[begin Supplied records]

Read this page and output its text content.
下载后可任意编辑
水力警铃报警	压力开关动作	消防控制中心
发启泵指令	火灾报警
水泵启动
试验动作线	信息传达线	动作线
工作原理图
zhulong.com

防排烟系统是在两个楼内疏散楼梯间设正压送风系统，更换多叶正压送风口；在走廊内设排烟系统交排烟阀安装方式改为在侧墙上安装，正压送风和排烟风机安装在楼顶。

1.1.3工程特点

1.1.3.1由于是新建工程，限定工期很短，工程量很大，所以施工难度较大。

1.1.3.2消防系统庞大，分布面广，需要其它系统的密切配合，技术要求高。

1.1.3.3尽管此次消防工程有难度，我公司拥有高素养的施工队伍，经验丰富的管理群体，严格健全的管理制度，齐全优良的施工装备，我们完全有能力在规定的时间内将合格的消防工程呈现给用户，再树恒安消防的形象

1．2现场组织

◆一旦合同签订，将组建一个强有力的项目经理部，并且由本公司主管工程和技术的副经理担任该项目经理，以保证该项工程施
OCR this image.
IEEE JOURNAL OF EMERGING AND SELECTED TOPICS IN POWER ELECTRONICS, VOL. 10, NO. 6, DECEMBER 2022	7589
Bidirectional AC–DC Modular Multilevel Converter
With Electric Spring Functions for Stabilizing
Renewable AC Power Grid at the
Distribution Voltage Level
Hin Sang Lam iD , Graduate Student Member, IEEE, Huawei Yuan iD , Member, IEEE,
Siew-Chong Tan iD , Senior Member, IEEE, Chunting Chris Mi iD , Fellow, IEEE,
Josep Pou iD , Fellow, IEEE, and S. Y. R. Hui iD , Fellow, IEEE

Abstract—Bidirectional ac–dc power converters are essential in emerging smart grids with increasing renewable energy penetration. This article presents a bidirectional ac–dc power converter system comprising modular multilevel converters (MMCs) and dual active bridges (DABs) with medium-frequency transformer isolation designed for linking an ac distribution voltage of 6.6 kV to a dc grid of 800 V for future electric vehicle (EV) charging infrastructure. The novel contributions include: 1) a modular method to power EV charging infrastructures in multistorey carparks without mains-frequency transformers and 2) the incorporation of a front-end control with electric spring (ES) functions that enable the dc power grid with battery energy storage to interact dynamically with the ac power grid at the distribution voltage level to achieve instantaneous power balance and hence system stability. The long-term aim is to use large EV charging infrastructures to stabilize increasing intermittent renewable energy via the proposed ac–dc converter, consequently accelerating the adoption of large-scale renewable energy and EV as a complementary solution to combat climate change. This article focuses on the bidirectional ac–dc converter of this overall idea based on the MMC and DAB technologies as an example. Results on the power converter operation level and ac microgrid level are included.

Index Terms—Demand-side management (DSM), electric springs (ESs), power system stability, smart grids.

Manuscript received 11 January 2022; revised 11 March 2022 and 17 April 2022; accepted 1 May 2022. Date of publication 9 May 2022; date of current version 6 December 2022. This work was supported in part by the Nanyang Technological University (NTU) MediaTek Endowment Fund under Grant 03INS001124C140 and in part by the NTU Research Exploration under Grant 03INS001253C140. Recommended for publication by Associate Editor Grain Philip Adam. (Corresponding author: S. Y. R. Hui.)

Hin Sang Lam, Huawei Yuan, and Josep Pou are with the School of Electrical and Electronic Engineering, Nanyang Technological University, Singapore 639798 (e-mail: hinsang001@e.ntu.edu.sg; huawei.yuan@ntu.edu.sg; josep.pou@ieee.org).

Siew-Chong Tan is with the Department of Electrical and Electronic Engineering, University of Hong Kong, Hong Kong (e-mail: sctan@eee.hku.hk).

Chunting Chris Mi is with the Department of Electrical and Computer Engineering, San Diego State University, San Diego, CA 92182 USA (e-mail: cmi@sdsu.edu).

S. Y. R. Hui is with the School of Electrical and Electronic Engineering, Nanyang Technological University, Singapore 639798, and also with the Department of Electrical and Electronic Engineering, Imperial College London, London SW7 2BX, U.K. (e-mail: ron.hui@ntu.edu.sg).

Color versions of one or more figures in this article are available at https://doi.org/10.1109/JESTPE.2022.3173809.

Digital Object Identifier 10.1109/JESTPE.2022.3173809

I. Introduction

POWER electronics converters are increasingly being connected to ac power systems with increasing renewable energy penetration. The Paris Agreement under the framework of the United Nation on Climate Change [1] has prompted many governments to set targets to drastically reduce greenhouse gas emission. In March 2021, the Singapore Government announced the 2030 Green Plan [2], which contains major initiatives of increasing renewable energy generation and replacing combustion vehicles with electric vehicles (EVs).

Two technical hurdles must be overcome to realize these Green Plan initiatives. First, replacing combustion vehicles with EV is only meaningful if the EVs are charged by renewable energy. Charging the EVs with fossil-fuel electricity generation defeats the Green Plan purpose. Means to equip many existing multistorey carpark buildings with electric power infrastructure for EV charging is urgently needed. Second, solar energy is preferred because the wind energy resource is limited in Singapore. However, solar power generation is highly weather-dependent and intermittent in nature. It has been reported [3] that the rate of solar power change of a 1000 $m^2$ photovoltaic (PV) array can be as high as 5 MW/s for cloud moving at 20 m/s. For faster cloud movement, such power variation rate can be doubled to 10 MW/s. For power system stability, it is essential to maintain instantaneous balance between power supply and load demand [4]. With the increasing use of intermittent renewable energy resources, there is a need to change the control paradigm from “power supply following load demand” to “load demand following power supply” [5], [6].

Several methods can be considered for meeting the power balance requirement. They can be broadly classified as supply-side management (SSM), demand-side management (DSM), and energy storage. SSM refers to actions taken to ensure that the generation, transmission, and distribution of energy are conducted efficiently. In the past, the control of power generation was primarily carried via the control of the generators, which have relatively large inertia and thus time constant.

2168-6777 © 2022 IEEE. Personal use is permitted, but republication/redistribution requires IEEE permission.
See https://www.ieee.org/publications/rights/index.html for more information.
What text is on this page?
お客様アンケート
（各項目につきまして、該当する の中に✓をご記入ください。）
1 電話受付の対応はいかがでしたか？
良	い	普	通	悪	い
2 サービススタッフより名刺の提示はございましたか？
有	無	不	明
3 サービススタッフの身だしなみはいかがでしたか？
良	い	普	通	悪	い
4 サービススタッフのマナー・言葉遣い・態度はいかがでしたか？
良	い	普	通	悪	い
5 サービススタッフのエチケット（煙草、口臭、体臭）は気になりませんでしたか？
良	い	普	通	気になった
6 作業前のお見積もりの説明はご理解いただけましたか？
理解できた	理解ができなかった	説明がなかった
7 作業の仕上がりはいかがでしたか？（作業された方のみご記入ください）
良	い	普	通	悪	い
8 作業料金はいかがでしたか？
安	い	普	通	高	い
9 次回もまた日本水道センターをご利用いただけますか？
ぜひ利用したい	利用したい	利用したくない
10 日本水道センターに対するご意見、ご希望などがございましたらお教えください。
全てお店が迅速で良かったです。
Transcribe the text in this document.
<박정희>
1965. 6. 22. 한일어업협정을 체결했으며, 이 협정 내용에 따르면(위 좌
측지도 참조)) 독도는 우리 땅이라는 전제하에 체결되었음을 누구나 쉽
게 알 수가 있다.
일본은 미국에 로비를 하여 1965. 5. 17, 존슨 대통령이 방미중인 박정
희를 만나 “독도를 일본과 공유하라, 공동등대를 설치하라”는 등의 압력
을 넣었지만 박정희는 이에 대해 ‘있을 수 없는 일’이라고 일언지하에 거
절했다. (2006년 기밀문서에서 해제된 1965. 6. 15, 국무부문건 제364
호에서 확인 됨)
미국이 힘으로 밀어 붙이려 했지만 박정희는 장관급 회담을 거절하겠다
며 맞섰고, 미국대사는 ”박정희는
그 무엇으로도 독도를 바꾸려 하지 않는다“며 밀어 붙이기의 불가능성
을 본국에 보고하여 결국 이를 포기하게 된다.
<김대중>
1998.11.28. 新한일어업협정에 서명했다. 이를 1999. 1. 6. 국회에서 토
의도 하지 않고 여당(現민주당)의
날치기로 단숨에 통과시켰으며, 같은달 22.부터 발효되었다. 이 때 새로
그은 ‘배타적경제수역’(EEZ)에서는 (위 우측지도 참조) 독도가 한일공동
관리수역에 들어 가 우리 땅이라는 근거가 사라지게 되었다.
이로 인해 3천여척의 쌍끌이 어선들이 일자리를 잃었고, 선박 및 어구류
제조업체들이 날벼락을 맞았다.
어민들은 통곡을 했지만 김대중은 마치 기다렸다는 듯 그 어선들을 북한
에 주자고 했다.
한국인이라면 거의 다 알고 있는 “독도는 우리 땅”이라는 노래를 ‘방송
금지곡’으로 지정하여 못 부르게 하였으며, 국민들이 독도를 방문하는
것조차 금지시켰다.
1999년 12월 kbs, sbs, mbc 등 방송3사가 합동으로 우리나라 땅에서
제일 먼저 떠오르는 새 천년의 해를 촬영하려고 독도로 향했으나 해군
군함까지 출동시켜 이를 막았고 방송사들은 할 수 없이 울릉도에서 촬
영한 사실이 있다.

[end Supplied records]

Your goal:
Collect every line above that contains the word "more".

Reply:
Color versions of one or more figures in this article are available at https://doi.org/10.1109/JESTPE.2022.3173809.
See https://www.ieee.org/publications/rights/index.html for more information.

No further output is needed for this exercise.